[A run of records]
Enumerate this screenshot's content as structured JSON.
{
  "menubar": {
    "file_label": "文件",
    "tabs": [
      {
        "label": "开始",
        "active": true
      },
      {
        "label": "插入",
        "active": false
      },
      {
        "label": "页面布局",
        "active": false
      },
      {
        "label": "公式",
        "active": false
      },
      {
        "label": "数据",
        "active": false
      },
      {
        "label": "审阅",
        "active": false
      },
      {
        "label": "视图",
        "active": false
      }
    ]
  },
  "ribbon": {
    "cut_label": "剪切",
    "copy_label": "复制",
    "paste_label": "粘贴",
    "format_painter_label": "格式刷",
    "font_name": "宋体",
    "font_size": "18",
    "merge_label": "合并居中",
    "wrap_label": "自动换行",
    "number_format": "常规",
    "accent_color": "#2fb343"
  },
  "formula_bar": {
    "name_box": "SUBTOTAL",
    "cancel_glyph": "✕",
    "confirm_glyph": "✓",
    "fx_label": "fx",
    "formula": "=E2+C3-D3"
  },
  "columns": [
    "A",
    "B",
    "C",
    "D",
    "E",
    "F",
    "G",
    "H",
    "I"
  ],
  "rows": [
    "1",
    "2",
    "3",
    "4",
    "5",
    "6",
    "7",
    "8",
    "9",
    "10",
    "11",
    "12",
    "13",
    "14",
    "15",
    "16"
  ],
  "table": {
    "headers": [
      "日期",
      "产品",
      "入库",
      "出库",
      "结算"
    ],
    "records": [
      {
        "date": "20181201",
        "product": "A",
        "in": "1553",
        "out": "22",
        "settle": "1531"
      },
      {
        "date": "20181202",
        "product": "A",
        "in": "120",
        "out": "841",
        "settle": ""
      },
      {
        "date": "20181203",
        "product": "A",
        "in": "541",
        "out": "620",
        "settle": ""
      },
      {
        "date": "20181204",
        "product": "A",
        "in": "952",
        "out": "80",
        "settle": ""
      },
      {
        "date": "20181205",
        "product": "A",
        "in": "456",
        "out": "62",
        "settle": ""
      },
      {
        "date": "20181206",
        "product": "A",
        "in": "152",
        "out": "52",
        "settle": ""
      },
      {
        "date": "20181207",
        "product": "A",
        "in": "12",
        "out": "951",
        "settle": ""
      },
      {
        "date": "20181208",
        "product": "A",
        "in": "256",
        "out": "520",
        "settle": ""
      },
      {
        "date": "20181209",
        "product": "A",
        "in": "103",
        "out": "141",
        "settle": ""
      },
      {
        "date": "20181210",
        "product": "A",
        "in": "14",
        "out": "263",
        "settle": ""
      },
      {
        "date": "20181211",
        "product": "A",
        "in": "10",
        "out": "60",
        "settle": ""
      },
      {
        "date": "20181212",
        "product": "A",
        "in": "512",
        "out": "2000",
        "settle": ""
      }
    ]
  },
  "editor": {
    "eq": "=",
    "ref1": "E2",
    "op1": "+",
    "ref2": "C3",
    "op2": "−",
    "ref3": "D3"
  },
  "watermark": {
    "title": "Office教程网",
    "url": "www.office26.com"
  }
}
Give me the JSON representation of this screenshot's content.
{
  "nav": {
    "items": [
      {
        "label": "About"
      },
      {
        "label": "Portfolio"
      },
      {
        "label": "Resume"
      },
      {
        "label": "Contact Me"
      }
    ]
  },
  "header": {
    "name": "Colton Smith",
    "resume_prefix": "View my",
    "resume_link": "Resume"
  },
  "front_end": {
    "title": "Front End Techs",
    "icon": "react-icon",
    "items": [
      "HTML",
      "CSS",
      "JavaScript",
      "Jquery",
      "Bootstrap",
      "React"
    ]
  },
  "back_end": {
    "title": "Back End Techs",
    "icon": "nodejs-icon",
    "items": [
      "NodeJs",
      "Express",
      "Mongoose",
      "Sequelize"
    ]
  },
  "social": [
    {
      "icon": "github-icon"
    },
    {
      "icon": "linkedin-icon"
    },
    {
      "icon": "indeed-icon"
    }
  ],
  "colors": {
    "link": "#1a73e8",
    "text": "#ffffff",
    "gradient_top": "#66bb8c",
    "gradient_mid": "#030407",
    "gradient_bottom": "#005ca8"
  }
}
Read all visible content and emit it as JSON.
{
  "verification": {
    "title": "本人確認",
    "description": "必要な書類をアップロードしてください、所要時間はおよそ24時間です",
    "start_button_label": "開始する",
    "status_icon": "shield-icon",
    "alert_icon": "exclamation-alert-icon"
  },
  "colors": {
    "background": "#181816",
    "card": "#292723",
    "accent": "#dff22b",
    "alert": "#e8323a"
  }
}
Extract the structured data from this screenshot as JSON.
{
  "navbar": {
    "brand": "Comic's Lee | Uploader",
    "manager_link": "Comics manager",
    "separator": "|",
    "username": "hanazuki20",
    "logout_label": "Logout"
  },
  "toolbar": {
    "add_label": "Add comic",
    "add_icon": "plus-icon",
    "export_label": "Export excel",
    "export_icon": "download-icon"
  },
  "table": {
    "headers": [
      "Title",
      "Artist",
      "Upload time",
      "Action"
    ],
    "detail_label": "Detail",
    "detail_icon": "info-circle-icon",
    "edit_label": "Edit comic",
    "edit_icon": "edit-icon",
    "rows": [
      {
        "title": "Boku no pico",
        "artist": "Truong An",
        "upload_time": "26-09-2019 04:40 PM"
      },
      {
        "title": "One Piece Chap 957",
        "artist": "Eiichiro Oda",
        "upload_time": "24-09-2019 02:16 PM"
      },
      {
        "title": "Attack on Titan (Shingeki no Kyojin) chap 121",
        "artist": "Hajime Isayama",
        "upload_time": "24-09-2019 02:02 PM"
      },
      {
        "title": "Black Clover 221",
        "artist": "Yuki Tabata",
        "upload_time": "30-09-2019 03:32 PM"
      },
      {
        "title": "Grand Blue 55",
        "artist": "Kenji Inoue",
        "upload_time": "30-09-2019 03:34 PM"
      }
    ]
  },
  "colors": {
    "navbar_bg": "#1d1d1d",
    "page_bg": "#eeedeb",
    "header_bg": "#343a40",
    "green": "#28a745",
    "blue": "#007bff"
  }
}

• What is being asked
Write out every record, exactly as written.

• Exercise solution
Enumerate this screenshot's content as structured JSON.
{
  "menubar": {
    "file_label": "文件",
    "tabs": [
      {
        "label": "开始",
        "active": true
      },
      {
        "label": "插入",
        "active": false
      },
      {
        "label": "页面布局",
        "active": false
      },
      {
        "label": "公式",
        "active": false
      },
      {
        "label": "数据",
        "active": false
      },
      {
        "label": "审阅",
        "active": false
      },
      {
        "label": "视图",
        "active": false
      }
    ]
  },
  "ribbon": {
    "cut_label": "剪切",
    "copy_label": "复制",
    "paste_label": "粘贴",
    "format_painter_label": "格式刷",
    "font_name": "宋体",
    "font_size": "18",
    "merge_label": "合并居中",
    "wrap_label": "自动换行",
    "number_format": "常规",
    "accent_color": "#2fb343"
  },
  "formula_bar": {
    "name_box": "SUBTOTAL",
    "cancel_glyph": "✕",
    "confirm_glyph": "✓",
    "fx_label": "fx",
    "formula": "=E2+C3-D3"
  },
  "columns": [
    "A",
    "B",
    "C",
    "D",
    "E",
    "F",
    "G",
    "H",
    "I"
  ],
  "rows": [
    "1",
    "2",
    "3",
    "4",
    "5",
    "6",
    "7",
    "8",
    "9",
    "10",
    "11",
    "12",
    "13",
    "14",
    "15",
    "16"
  ],
  "table": {
    "headers": [
      "日期",
      "产品",
      "入库",
      "出库",
      "结算"
    ],
    "records": [
      {
        "date": "20181201",
        "product": "A",
        "in": "1553",
        "out": "22",
        "settle": "1531"
      },
      {
        "date": "20181202",
        "product": "A",
        "in": "120",
        "out": "841",
        "settle": ""
      },
      {
        "date": "20181203",
        "product": "A",
        "in": "541",
        "out": "620",
        "settle": ""
      },
      {
        "date": "20181204",
        "product": "A",
        "in": "952",
        "out": "80",
        "settle": ""
      },
      {
        "date": "20181205",
        "product": "A",
        "in": "456",
        "out": "62",
        "settle": ""
      },
      {
        "date": "20181206",
        "product": "A",
        "in": "152",
        "out": "52",
        "settle": ""
      },
      {
        "date": "20181207",
        "product": "A",
        "in": "12",
        "out": "951",
        "settle": ""
      },
      {
        "date": "20181208",
        "product": "A",
        "in": "256",
        "out": "520",
        "settle": ""
      },
      {
        "date": "20181209",
        "product": "A",
        "in": "103",
        "out": "141",
        "settle": ""
      },
      {
        "date": "20181210",
        "product": "A",
        "in": "14",
        "out": "263",
        "settle": ""
      },
      {
        "date": "20181211",
        "product": "A",
        "in": "10",
        "out": "60",
        "settle": ""
      },
      {
        "date": "20181212",
        "product": "A",
        "in": "512",
        "out": "2000",
        "settle": ""
      }
    ]
  },
  "editor": {
    "eq": "=",
    "ref1": "E2",
    "op1": "+",
    "ref2": "C3",
    "op2": "−",
    "ref3": "D3"
  },
  "watermark": {
    "title": "Office教程网",
    "url": "www.office26.com"
  }
}
Give me the JSON representation of this screenshot's content.
{
  "nav": {
    "items": [
      {
        "label": "About"
      },
      {
        "label": "Portfolio"
      },
      {
        "label": "Resume"
      },
      {
        "label": "Contact Me"
      }
    ]
  },
  "header": {
    "name": "Colton Smith",
    "resume_prefix": "View my",
    "resume_link": "Resume"
  },
  "front_end": {
    "title": "Front End Techs",
    "icon": "react-icon",
    "items": [
      "HTML",
      "CSS",
      "JavaScript",
      "Jquery",
      "Bootstrap",
      "React"
    ]
  },
  "back_end": {
    "title": "Back End Techs",
    "icon": "nodejs-icon",
    "items": [
      "NodeJs",
      "Express",
      "Mongoose",
      "Sequelize"
    ]
  },
  "social": [
    {
      "icon": "github-icon"
    },
    {
      "icon": "linkedin-icon"
    },
    {
      "icon": "indeed-icon"
    }
  ],
  "colors": {
    "link": "#1a73e8",
    "text": "#ffffff",
    "gradient_top": "#66bb8c",
    "gradient_mid": "#030407",
    "gradient_bottom": "#005ca8"
  }
}
Read all visible content and emit it as JSON.
{
  "verification": {
    "title": "本人確認",
    "description": "必要な書類をアップロードしてください、所要時間はおよそ24時間です",
    "start_button_label": "開始する",
    "status_icon": "shield-icon",
    "alert_icon": "exclamation-alert-icon"
  },
  "colors": {
    "background": "#181816",
    "card": "#292723",
    "accent": "#dff22b",
    "alert": "#e8323a"
  }
}
Extract the structured data from this screenshot as JSON.
{
  "navbar": {
    "brand": "Comic's Lee | Uploader",
    "manager_link": "Comics manager",
    "separator": "|",
    "username": "hanazuki20",
    "logout_label": "Logout"
  },
  "toolbar": {
    "add_label": "Add comic",
    "add_icon": "plus-icon",
    "export_label": "Export excel",
    "export_icon": "download-icon"
  },
  "table": {
    "headers": [
      "Title",
      "Artist",
      "Upload time",
      "Action"
    ],
    "detail_label": "Detail",
    "detail_icon": "info-circle-icon",
    "edit_label": "Edit comic",
    "edit_icon": "edit-icon",
    "rows": [
      {
        "title": "Boku no pico",
        "artist": "Truong An",
        "upload_time": "26-09-2019 04:40 PM"
      },
      {
        "title": "One Piece Chap 957",
        "artist": "Eiichiro Oda",
        "upload_time": "24-09-2019 02:16 PM"
      },
      {
        "title": "Attack on Titan (Shingeki no Kyojin) chap 121",
        "artist": "Hajime Isayama",
        "upload_time": "24-09-2019 02:02 PM"
      },
      {
        "title": "Black Clover 221",
        "artist": "Yuki Tabata",
        "upload_time": "30-09-2019 03:32 PM"
      },
      {
        "title": "Grand Blue 55",
        "artist": "Kenji Inoue",
        "upload_time": "30-09-2019 03:34 PM"
      }
    ]
  },
  "colors": {
    "navbar_bg": "#1d1d1d",
    "page_bg": "#eeedeb",
    "header_bg": "#343a40",
    "green": "#28a745",
    "blue": "#007bff"
  }
}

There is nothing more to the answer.